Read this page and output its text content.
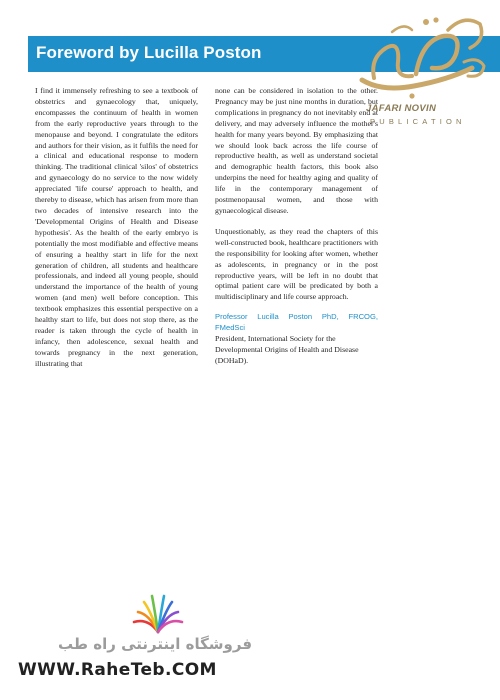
Foreword by Lucilla Poston
JAFARI NOVIN
PUBLICATION

I find it immensely refreshing to see a textbook of obstetrics and gynaecology that, uniquely, encompasses the continuum of health in women from the early reproductive years through to the menopause and beyond. I congratulate the editors and authors for their vision, as it fulfils the need for a clinical and educational response to modern thinking. The traditional clinical 'silos' of obstetrics and gynaecology do no service to the now widely appreciated 'life course' approach to health, and thereby to disease, which has arisen from more than two decades of intensive research into the 'Developmental Origins of Health and Disease hypothesis'. As the health of the early embryo is potentially the most modifiable and effective means of ensuring a healthy start in life for the next generation of children, all students and healthcare professionals, and indeed all young people, should understand the importance of the health of young women (and men) well before conception. This textbook emphasizes this essential perspective on a healthy start to life, but does not stop there, as the reader is taken through the cycle of health in infancy, then adolescence, sexual health and towards pregnancy in the next generation, illustrating that

none can be considered in isolation to the other. Pregnancy may be just nine months in duration, but complications in pregnancy do not inevitably end at delivery, and may adversely influence the mother's health for many years beyond. By emphasizing that we should look back across the life course of reproductive health, as well as understand societal and demographic health factors, this book also underpins the need for healthy aging and quality of life in the contemporary management of postmenopausal women, and those with gynaecological disease.

Unquestionably, as they read the chapters of this well-constructed book, healthcare practitioners with the responsibility for looking after women, whether as adolescents, in pregnancy or in the post reproductive years, will be left in no doubt that optimal patient care will be predicated by both a multidisciplinary and life course approach.

Professor Lucilla Poston PhD, FRCOG, FMedSci
President, International Society for the Developmental Origins of Health and Disease (DOHaD).
فروشگاه اینترنتی راه طب
WWW.RaheTeb.COM
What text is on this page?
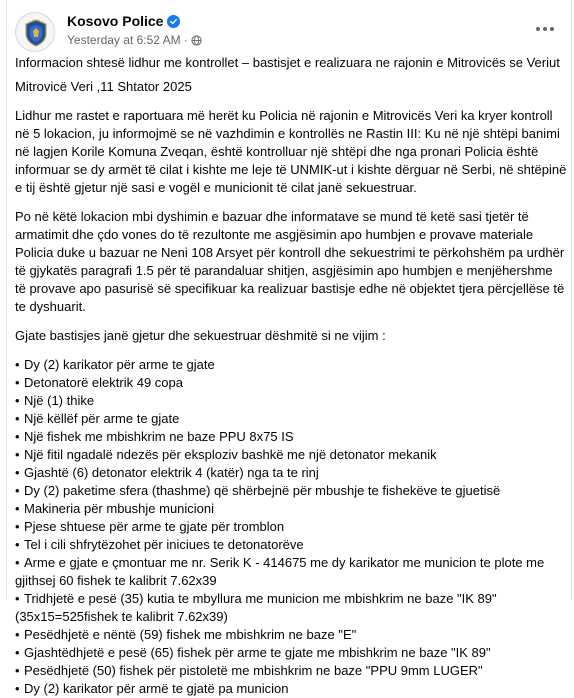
Kosovo Police
Yesterday at 6:52 AM ·

Informacion shtesë lidhur me kontrollet – bastisjet e realizuara ne rajonin e Mitrovicës se Veriut

Mitrovicë Veri ,11 Shtator 2025

Lidhur me rastet e raportuara më herët ku Policia në rajonin e Mitrovicës Veri ka kryer kontroll në 5 lokacion, ju informojmë se në vazhdimin e kontrollës ne Rastin III: Ku në një shtëpi banimi në lagjen Korile Komuna Zveqan, është kontrolluar një shtëpi dhe nga pronari Policia është informuar se dy armët të cilat i kishte me leje të UNMIK-ut i kishte dërguar në Serbi, në shtëpinë e tij është gjetur një sasi e vogël e municionit të cilat janë sekuestruar.

Po në këtë lokacion mbi dyshimin e bazuar dhe informatave se mund të ketë sasi tjetër të armatimit dhe çdo vones do të rezultonte me asgjësimin apo humbjen e provave materiale Policia duke u bazuar ne Neni 108 Arsyet për kontroll dhe sekuestrimi te përkohshëm pa urdhër të gjykatës paragrafi 1.5 për të parandaluar shitjen, asgjësimin apo humbjen e menjëhershme të provave apo pasurisë së specifikuar ka realizuar bastisje edhe në objektet tjera përcjellëse të te dyshuarit.

Gjate bastisjes janë gjetur dhe sekuestruar dëshmitë si ne vijim :

• Dy (2) karikator për arme te gjate
• Detonatorë elektrik 49 copa
• Një (1) thike
• Një këllëf për arme te gjate
• Një fishek me mbishkrim ne baze PPU 8x75 IS
• Një fitil ngadalë ndezës për eksploziv bashkë me një detonator mekanik
• Gjashtë (6) detonator elektrik 4 (katër) nga ta te rinj
• Dy (2) paketime sfera (thashme) që shërbejnë për mbushje te fishekëve te gjuetisë
• Makineria për mbushje municioni
• Pjese shtuese për arme te gjate për tromblon
• Tel i cili shfrytëzohet për iniciues te detonatorëve
• Arme e gjate e çmontuar me nr. Serik K - 414675 me dy karikator me municion te plote me gjithsej 60 fishek te kalibrit 7.62x39
• Tridhjetë e pesë (35) kutia te mbyllura me municion me mbishkrim ne baze "IK 89"(35x15=525fishek te kalibrit 7.62x39)
• Pesëdhjetë e nëntë (59) fishek me mbishkrim ne baze "E"
• Gjashtëdhjetë e pesë (65) fishek për arme te gjate me mbishkrim ne baze "IK 89"
• Pesëdhjetë (50) fishek për pistoletë me mbishkrim ne baze "PPU 9mm LUGER"
• Dy (2) karikator për armë te gjatë pa municion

◆ ◆ ◆ ◆ ◆ ◆ ◆

[What you need to do]
Every record must be copied exactly, with images dropped from the result.

[Written solution]
Read this page and output its text content.
Foreword by Lucilla Poston
JAFARI NOVIN
PUBLICATION

I find it immensely refreshing to see a textbook of obstetrics and gynaecology that, uniquely, encompasses the continuum of health in women from the early reproductive years through to the menopause and beyond. I congratulate the editors and authors for their vision, as it fulfils the need for a clinical and educational response to modern thinking. The traditional clinical 'silos' of obstetrics and gynaecology do no service to the now widely appreciated 'life course' approach to health, and thereby to disease, which has arisen from more than two decades of intensive research into the 'Developmental Origins of Health and Disease hypothesis'. As the health of the early embryo is potentially the most modifiable and effective means of ensuring a healthy start in life for the next generation of children, all students and healthcare professionals, and indeed all young people, should understand the importance of the health of young women (and men) well before conception. This textbook emphasizes this essential perspective on a healthy start to life, but does not stop there, as the reader is taken through the cycle of health in infancy, then adolescence, sexual health and towards pregnancy in the next generation, illustrating that

none can be considered in isolation to the other. Pregnancy may be just nine months in duration, but complications in pregnancy do not inevitably end at delivery, and may adversely influence the mother's health for many years beyond. By emphasizing that we should look back across the life course of reproductive health, as well as understand societal and demographic health factors, this book also underpins the need for healthy aging and quality of life in the contemporary management of postmenopausal women, and those with gynaecological disease.

Unquestionably, as they read the chapters of this well-constructed book, healthcare practitioners with the responsibility for looking after women, whether as adolescents, in pregnancy or in the post reproductive years, will be left in no doubt that optimal patient care will be predicated by both a multidisciplinary and life course approach.

Professor Lucilla Poston PhD, FRCOG, FMedSci
President, International Society for the Developmental Origins of Health and Disease (DOHaD).
فروشگاه اینترنتی راه طب
WWW.RaheTeb.COM
What text is on this page?
Kosovo Police
Yesterday at 6:52 AM ·

Informacion shtesë lidhur me kontrollet – bastisjet e realizuara ne rajonin e Mitrovicës se Veriut

Mitrovicë Veri ,11 Shtator 2025

Lidhur me rastet e raportuara më herët ku Policia në rajonin e Mitrovicës Veri ka kryer kontroll në 5 lokacion, ju informojmë se në vazhdimin e kontrollës ne Rastin III: Ku në një shtëpi banimi në lagjen Korile Komuna Zveqan, është kontrolluar një shtëpi dhe nga pronari Policia është informuar se dy armët të cilat i kishte me leje të UNMIK-ut i kishte dërguar në Serbi, në shtëpinë e tij është gjetur një sasi e vogël e municionit të cilat janë sekuestruar.

Po në këtë lokacion mbi dyshimin e bazuar dhe informatave se mund të ketë sasi tjetër të armatimit dhe çdo vones do të rezultonte me asgjësimin apo humbjen e provave materiale Policia duke u bazuar ne Neni 108 Arsyet për kontroll dhe sekuestrimi te përkohshëm pa urdhër të gjykatës paragrafi 1.5 për të parandaluar shitjen, asgjësimin apo humbjen e menjëhershme të provave apo pasurisë së specifikuar ka realizuar bastisje edhe në objektet tjera përcjellëse të te dyshuarit.

Gjate bastisjes janë gjetur dhe sekuestruar dëshmitë si ne vijim :

• Dy (2) karikator për arme te gjate
• Detonatorë elektrik 49 copa
• Një (1) thike
• Një këllëf për arme te gjate
• Një fishek me mbishkrim ne baze PPU 8x75 IS
• Një fitil ngadalë ndezës për eksploziv bashkë me një detonator mekanik
• Gjashtë (6) detonator elektrik 4 (katër) nga ta te rinj
• Dy (2) paketime sfera (thashme) që shërbejnë për mbushje te fishekëve te gjuetisë
• Makineria për mbushje municioni
• Pjese shtuese për arme te gjate për tromblon
• Tel i cili shfrytëzohet për iniciues te detonatorëve
• Arme e gjate e çmontuar me nr. Serik K - 414675 me dy karikator me municion te plote me gjithsej 60 fishek te kalibrit 7.62x39
• Tridhjetë e pesë (35) kutia te mbyllura me municion me mbishkrim ne baze "IK 89"(35x15=525fishek te kalibrit 7.62x39)
• Pesëdhjetë e nëntë (59) fishek me mbishkrim ne baze "E"
• Gjashtëdhjetë e pesë (65) fishek për arme te gjate me mbishkrim ne baze "IK 89"
• Pesëdhjetë (50) fishek për pistoletë me mbishkrim ne baze "PPU 9mm LUGER"
• Dy (2) karikator për armë te gjatë pa municion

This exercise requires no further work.